Exercise requirements —
Render the following material again verbatim, leaving nothing out.

Records from a collection —

>> START

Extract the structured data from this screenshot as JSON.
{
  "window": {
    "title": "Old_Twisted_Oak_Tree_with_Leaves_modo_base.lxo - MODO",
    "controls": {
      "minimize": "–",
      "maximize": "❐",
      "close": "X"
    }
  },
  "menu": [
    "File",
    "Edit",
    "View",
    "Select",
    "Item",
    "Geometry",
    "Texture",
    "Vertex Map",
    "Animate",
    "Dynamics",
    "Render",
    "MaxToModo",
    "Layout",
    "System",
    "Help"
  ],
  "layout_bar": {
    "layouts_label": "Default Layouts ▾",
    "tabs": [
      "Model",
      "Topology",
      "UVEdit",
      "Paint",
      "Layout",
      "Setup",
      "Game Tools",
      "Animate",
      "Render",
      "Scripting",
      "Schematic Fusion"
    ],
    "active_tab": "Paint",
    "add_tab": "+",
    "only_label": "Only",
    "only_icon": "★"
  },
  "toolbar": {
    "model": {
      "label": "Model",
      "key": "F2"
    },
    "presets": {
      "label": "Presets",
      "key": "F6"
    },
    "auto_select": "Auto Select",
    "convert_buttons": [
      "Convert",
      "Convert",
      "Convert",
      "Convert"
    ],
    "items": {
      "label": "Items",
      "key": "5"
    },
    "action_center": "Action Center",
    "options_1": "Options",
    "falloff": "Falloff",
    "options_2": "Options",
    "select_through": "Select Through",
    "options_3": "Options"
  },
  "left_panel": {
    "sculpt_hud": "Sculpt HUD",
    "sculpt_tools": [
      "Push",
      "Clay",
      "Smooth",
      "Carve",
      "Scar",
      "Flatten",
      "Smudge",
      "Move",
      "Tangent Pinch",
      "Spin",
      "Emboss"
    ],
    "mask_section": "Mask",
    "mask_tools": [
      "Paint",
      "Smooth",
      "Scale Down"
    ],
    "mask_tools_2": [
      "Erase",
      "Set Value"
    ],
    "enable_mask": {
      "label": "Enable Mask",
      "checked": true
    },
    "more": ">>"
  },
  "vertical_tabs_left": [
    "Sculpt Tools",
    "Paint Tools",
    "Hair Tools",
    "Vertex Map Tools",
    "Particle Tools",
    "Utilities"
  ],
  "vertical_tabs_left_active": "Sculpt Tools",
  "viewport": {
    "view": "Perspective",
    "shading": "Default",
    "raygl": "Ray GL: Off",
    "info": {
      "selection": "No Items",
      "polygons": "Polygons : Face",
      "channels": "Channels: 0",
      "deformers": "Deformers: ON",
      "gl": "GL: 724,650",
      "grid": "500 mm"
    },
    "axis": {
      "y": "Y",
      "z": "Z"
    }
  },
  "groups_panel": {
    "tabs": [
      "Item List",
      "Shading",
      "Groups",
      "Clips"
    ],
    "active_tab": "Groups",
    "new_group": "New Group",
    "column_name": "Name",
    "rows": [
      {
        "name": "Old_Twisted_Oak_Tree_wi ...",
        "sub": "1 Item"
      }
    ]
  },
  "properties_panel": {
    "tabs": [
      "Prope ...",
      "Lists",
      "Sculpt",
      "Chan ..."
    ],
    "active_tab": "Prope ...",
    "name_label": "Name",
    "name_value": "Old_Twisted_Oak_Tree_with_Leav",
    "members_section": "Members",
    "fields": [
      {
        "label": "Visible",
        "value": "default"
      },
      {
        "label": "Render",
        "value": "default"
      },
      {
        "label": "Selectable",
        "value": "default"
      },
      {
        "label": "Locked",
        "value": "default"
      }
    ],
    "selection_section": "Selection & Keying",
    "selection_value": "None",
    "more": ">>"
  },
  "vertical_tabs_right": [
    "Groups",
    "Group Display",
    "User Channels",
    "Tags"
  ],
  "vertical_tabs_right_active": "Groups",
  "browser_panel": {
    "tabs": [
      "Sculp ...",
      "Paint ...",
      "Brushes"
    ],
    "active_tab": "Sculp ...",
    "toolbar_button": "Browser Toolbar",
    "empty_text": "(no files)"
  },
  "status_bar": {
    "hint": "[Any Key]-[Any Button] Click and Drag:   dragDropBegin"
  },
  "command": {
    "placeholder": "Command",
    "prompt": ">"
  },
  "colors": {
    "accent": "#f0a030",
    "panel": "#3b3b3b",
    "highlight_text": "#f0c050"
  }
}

>> END

Output for this task —
Extract the structured data from this screenshot as JSON.
{
  "window": {
    "title": "Old_Twisted_Oak_Tree_with_Leaves_modo_base.lxo - MODO",
    "controls": {
      "minimize": "–",
      "maximize": "❐",
      "close": "X"
    }
  },
  "menu": [
    "File",
    "Edit",
    "View",
    "Select",
    "Item",
    "Geometry",
    "Texture",
    "Vertex Map",
    "Animate",
    "Dynamics",
    "Render",
    "MaxToModo",
    "Layout",
    "System",
    "Help"
  ],
  "layout_bar": {
    "layouts_label": "Default Layouts ▾",
    "tabs": [
      "Model",
      "Topology",
      "UVEdit",
      "Paint",
      "Layout",
      "Setup",
      "Game Tools",
      "Animate",
      "Render",
      "Scripting",
      "Schematic Fusion"
    ],
    "active_tab": "Paint",
    "add_tab": "+",
    "only_label": "Only",
    "only_icon": "★"
  },
  "toolbar": {
    "model": {
      "label": "Model",
      "key": "F2"
    },
    "presets": {
      "label": "Presets",
      "key": "F6"
    },
    "auto_select": "Auto Select",
    "convert_buttons": [
      "Convert",
      "Convert",
      "Convert",
      "Convert"
    ],
    "items": {
      "label": "Items",
      "key": "5"
    },
    "action_center": "Action Center",
    "options_1": "Options",
    "falloff": "Falloff",
    "options_2": "Options",
    "select_through": "Select Through",
    "options_3": "Options"
  },
  "left_panel": {
    "sculpt_hud": "Sculpt HUD",
    "sculpt_tools": [
      "Push",
      "Clay",
      "Smooth",
      "Carve",
      "Scar",
      "Flatten",
      "Smudge",
      "Move",
      "Tangent Pinch",
      "Spin",
      "Emboss"
    ],
    "mask_section": "Mask",
    "mask_tools": [
      "Paint",
      "Smooth",
      "Scale Down"
    ],
    "mask_tools_2": [
      "Erase",
      "Set Value"
    ],
    "enable_mask": {
      "label": "Enable Mask",
      "checked": true
    },
    "more": ">>"
  },
  "vertical_tabs_left": [
    "Sculpt Tools",
    "Paint Tools",
    "Hair Tools",
    "Vertex Map Tools",
    "Particle Tools",
    "Utilities"
  ],
  "vertical_tabs_left_active": "Sculpt Tools",
  "viewport": {
    "view": "Perspective",
    "shading": "Default",
    "raygl": "Ray GL: Off",
    "info": {
      "selection": "No Items",
      "polygons": "Polygons : Face",
      "channels": "Channels: 0",
      "deformers": "Deformers: ON",
      "gl": "GL: 724,650",
      "grid": "500 mm"
    },
    "axis": {
      "y": "Y",
      "z": "Z"
    }
  },
  "groups_panel": {
    "tabs": [
      "Item List",
      "Shading",
      "Groups",
      "Clips"
    ],
    "active_tab": "Groups",
    "new_group": "New Group",
    "column_name": "Name",
    "rows": [
      {
        "name": "Old_Twisted_Oak_Tree_wi ...",
        "sub": "1 Item"
      }
    ]
  },
  "properties_panel": {
    "tabs": [
      "Prope ...",
      "Lists",
      "Sculpt",
      "Chan ..."
    ],
    "active_tab": "Prope ...",
    "name_label": "Name",
    "name_value": "Old_Twisted_Oak_Tree_with_Leav",
    "members_section": "Members",
    "fields": [
      {
        "label": "Visible",
        "value": "default"
      },
      {
        "label": "Render",
        "value": "default"
      },
      {
        "label": "Selectable",
        "value": "default"
      },
      {
        "label": "Locked",
        "value": "default"
      }
    ],
    "selection_section": "Selection & Keying",
    "selection_value": "None",
    "more": ">>"
  },
  "vertical_tabs_right": [
    "Groups",
    "Group Display",
    "User Channels",
    "Tags"
  ],
  "vertical_tabs_right_active": "Groups",
  "browser_panel": {
    "tabs": [
      "Sculp ...",
      "Paint ...",
      "Brushes"
    ],
    "active_tab": "Sculp ...",
    "toolbar_button": "Browser Toolbar",
    "empty_text": "(no files)"
  },
  "status_bar": {
    "hint": "[Any Key]-[Any Button] Click and Drag:   dragDropBegin"
  },
  "command": {
    "placeholder": "Command",
    "prompt": ">"
  },
  "colors": {
    "accent": "#f0a030",
    "panel": "#3b3b3b",
    "highlight_text": "#f0c050"
  }
}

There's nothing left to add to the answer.